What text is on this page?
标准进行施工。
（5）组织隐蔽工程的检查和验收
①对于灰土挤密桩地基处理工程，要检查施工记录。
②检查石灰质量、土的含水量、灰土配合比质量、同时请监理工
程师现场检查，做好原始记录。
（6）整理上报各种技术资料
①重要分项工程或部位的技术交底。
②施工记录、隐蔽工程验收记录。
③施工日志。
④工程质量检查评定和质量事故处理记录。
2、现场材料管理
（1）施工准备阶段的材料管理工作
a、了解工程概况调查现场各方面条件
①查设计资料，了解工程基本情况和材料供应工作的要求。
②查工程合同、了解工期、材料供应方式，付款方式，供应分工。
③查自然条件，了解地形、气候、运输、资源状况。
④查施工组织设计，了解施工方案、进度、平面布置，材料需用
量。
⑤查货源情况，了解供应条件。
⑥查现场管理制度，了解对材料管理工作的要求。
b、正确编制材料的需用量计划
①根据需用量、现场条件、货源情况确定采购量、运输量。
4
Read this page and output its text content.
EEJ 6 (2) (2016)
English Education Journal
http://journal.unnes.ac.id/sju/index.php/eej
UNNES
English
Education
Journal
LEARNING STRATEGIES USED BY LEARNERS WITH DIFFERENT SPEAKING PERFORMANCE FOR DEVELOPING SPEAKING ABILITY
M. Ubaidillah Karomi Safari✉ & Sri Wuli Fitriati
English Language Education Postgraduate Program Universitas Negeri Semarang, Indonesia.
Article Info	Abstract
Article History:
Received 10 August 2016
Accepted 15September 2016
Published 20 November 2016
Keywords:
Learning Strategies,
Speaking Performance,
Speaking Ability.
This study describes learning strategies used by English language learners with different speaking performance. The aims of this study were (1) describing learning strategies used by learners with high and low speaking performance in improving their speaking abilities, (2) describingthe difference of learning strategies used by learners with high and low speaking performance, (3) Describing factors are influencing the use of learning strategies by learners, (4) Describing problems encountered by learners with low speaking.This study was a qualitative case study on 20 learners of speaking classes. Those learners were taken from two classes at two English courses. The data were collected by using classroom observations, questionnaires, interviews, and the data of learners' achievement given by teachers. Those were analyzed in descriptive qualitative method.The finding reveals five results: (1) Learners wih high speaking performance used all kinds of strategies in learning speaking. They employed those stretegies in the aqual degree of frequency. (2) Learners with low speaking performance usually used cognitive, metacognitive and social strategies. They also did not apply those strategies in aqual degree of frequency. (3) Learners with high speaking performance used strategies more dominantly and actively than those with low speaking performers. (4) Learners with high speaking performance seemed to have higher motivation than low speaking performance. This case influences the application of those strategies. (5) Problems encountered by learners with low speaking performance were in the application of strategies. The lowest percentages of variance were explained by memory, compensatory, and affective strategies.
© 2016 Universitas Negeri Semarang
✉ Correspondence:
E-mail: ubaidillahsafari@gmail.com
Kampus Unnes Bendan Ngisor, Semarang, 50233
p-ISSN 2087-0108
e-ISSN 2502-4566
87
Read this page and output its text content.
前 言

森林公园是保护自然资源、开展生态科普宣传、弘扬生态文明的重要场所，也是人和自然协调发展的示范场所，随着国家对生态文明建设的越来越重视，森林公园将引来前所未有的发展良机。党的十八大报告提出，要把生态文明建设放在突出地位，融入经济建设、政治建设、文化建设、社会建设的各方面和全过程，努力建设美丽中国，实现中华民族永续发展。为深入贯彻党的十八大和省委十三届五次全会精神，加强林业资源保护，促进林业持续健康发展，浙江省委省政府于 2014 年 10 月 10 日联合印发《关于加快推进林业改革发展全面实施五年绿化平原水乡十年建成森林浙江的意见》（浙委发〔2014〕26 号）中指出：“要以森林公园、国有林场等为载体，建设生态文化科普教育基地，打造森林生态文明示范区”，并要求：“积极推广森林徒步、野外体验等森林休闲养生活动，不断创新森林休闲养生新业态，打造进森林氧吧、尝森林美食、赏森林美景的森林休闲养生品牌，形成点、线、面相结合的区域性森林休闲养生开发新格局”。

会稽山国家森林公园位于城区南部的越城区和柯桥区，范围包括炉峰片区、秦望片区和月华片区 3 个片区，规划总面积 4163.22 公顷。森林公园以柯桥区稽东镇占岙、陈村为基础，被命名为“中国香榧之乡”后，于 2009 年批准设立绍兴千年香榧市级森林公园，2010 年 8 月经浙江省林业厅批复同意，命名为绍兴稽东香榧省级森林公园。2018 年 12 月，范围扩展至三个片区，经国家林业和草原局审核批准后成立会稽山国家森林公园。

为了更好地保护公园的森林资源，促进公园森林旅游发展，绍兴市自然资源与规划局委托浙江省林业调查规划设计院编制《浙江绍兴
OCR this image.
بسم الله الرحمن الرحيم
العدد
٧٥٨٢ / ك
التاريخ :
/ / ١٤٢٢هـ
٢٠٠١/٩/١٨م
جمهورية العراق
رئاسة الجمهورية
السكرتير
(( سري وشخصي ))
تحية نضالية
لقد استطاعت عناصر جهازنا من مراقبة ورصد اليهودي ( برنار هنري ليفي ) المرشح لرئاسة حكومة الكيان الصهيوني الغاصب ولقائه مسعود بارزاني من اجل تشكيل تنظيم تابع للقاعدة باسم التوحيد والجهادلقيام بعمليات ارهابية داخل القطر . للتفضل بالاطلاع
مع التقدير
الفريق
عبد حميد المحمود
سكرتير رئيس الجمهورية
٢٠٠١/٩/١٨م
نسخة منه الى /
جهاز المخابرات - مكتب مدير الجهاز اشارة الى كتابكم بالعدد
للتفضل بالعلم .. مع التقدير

_Stated goal_
Keep only those lines of the records that hold "الجمهورية", and return them.

_Task output_
رئاسة الجمهورية
سكرتير رئيس الجمهورية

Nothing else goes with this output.